start Exercise inputs

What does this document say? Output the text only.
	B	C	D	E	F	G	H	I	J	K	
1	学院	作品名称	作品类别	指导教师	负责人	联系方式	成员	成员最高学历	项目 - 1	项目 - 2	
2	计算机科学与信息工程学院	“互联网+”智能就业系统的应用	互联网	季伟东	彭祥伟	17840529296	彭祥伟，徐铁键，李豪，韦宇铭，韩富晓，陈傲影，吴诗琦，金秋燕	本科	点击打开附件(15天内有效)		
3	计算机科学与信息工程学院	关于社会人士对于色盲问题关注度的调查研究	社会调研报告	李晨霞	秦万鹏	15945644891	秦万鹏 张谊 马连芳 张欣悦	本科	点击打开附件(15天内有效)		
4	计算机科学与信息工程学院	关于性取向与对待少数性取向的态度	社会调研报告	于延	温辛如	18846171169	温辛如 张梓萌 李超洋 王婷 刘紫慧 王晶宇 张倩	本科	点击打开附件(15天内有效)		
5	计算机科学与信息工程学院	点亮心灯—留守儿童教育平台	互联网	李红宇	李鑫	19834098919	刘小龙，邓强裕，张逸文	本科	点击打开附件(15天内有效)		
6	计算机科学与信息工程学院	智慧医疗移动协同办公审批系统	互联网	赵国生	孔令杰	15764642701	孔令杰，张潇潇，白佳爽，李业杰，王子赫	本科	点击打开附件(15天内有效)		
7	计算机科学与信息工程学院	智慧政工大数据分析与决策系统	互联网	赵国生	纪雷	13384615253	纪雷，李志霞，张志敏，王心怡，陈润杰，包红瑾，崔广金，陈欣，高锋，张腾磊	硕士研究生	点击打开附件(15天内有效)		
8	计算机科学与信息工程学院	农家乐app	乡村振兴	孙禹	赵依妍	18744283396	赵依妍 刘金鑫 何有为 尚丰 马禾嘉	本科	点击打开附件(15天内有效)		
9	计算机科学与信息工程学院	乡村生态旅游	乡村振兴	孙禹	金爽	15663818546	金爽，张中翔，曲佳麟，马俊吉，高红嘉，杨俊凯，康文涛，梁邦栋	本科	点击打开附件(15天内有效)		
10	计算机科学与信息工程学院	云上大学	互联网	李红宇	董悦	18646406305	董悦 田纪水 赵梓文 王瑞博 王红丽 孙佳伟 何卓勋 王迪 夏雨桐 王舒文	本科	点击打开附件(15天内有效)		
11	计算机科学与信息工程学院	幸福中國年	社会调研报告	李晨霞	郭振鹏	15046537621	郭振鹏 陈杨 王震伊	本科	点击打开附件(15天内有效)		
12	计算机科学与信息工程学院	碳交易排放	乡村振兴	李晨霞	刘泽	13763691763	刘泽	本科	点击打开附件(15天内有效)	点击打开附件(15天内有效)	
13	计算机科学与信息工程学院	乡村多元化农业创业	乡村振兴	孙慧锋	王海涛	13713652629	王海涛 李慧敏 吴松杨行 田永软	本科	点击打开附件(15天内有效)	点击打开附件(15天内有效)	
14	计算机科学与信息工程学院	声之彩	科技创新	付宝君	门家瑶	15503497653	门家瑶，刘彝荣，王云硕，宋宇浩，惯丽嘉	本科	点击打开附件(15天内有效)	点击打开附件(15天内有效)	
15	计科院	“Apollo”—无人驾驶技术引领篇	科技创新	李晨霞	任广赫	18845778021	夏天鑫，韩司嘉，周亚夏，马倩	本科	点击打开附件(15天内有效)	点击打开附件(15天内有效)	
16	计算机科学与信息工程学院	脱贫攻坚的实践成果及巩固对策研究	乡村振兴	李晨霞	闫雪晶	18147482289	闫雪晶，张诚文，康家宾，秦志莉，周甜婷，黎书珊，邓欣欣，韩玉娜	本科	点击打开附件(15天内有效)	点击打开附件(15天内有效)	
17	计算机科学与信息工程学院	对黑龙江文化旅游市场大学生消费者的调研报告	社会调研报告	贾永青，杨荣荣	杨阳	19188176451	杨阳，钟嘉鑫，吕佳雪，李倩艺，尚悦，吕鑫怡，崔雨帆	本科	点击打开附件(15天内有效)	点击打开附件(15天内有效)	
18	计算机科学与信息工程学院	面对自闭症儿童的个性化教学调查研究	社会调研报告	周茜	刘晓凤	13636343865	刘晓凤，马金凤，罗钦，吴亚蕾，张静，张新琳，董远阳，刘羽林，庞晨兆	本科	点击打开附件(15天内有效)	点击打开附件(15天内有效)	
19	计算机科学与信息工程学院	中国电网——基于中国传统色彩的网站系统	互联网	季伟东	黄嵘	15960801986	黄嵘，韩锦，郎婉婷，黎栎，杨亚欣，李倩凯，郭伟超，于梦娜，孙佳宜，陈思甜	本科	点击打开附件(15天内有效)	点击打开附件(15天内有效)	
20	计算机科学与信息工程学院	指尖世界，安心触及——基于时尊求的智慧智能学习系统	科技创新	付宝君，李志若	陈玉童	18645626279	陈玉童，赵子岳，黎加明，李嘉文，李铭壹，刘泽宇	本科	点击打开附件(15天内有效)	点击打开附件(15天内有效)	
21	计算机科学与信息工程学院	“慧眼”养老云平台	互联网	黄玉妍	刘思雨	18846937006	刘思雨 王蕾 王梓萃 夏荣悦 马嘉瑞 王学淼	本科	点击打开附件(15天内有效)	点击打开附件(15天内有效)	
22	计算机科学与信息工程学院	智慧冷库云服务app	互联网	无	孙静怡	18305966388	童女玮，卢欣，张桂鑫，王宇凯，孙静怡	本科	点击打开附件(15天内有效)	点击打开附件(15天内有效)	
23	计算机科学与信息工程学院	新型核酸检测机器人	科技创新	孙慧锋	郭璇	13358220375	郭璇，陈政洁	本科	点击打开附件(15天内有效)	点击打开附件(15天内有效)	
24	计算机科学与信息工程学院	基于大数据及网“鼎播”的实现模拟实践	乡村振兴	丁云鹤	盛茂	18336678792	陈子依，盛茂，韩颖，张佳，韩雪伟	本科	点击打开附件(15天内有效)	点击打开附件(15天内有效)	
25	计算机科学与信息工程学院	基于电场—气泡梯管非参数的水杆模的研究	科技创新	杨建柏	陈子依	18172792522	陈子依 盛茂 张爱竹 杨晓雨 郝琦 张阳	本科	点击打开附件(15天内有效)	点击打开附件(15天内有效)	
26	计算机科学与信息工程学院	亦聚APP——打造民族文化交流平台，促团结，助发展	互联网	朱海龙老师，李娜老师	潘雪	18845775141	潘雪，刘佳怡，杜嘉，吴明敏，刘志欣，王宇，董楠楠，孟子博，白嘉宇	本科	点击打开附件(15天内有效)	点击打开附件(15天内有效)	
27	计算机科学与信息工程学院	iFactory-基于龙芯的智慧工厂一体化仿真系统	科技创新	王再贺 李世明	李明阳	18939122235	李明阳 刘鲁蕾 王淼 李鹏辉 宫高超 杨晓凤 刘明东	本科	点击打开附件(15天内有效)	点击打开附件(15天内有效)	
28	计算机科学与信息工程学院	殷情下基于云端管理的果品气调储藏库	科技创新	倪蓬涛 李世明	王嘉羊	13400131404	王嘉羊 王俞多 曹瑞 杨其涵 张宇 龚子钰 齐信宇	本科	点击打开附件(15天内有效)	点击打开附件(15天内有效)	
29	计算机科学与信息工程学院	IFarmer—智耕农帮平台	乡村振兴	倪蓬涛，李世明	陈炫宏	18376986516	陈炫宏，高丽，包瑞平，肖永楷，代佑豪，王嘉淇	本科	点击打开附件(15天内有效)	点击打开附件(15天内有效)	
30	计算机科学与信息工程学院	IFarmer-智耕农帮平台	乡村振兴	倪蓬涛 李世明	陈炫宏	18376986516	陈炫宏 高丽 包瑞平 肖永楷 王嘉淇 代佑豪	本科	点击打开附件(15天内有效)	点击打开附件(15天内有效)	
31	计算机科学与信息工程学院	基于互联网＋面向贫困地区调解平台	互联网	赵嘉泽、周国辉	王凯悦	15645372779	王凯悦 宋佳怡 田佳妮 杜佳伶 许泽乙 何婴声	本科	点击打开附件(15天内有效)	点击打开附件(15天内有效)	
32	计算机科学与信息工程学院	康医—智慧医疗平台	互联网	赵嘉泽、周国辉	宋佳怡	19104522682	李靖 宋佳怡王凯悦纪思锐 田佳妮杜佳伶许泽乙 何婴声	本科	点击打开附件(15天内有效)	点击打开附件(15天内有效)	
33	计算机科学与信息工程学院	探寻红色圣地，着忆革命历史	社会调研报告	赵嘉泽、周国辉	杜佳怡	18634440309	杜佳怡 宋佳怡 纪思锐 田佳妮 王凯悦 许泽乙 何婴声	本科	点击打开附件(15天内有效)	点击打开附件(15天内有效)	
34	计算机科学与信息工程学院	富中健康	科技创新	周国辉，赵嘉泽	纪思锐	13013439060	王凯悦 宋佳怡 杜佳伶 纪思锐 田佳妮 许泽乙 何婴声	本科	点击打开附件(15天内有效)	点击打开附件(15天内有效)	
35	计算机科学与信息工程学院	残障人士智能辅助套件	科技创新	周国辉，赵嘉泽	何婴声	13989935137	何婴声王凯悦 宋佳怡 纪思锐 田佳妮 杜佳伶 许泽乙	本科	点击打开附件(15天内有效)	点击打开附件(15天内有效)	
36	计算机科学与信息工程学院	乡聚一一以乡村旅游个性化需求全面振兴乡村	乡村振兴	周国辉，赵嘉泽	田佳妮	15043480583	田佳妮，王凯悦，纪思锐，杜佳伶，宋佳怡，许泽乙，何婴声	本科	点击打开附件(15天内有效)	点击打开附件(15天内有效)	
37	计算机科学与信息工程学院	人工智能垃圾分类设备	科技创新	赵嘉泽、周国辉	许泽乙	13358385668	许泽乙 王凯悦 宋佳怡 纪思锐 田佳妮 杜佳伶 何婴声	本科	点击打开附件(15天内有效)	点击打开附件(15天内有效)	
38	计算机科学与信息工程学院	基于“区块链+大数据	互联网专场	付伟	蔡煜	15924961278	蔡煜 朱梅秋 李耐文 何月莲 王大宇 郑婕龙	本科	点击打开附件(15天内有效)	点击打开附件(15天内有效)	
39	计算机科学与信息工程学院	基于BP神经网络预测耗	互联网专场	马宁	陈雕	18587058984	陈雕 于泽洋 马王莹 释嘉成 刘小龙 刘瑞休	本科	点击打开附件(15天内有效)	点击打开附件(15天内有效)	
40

end Exercise inputs

• _Work required_:
Copy out each line in the listing that has the word "智耕农帮平台".

• _Full answer_:
29	计算机科学与信息工程学院	IFarmer—智耕农帮平台	乡村振兴	倪蓬涛，李世明	陈炫宏	18376986516	陈炫宏，高丽，包瑞平，肖永楷，代佑豪，王嘉淇	本科	点击打开附件(15天内有效)	点击打开附件(15天内有效)	
30	计算机科学与信息工程学院	IFarmer-智耕农帮平台	乡村振兴	倪蓬涛 李世明	陈炫宏	18376986516	陈炫宏 高丽 包瑞平 肖永楷 王嘉淇 代佑豪	本科	点击打开附件(15天内有效)	点击打开附件(15天内有效)	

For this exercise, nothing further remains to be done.